▸ Material for this task
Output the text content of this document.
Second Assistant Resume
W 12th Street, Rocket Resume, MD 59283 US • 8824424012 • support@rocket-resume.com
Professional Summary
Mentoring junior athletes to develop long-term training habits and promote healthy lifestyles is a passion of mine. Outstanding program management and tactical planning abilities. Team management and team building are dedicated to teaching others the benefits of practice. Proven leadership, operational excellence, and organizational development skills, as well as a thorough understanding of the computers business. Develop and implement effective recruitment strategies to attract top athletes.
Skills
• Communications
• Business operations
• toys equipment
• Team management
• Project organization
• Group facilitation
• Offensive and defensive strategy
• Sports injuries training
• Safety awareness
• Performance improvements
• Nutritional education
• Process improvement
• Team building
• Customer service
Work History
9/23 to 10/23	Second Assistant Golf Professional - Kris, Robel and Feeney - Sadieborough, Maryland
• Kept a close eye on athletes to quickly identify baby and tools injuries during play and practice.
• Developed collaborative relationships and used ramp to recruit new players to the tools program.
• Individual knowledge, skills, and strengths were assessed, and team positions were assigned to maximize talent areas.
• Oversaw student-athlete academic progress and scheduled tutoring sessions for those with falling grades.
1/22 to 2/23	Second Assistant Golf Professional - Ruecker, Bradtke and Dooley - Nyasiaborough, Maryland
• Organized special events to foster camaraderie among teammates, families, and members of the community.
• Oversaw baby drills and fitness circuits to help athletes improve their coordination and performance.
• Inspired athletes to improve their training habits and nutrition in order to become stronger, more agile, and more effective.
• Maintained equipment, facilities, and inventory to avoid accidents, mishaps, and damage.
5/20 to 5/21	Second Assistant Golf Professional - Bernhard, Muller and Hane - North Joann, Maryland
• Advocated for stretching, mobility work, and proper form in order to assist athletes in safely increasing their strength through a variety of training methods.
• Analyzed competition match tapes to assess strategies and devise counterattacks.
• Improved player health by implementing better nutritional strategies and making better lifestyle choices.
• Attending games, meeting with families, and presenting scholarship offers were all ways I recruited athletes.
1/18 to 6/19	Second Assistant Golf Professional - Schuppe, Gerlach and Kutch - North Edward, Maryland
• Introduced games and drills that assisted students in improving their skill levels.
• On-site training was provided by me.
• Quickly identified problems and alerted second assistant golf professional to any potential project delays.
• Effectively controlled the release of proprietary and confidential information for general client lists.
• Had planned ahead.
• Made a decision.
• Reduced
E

▸ What you should do
Copy each line of the listing that holds the word "with".

▸ Exercise answer
• Oversaw student-athlete academic progress and scheduled tutoring sessions for those with falling grades.
• Attending games, meeting with families, and presenting scholarship offers were all ways I recruited athletes.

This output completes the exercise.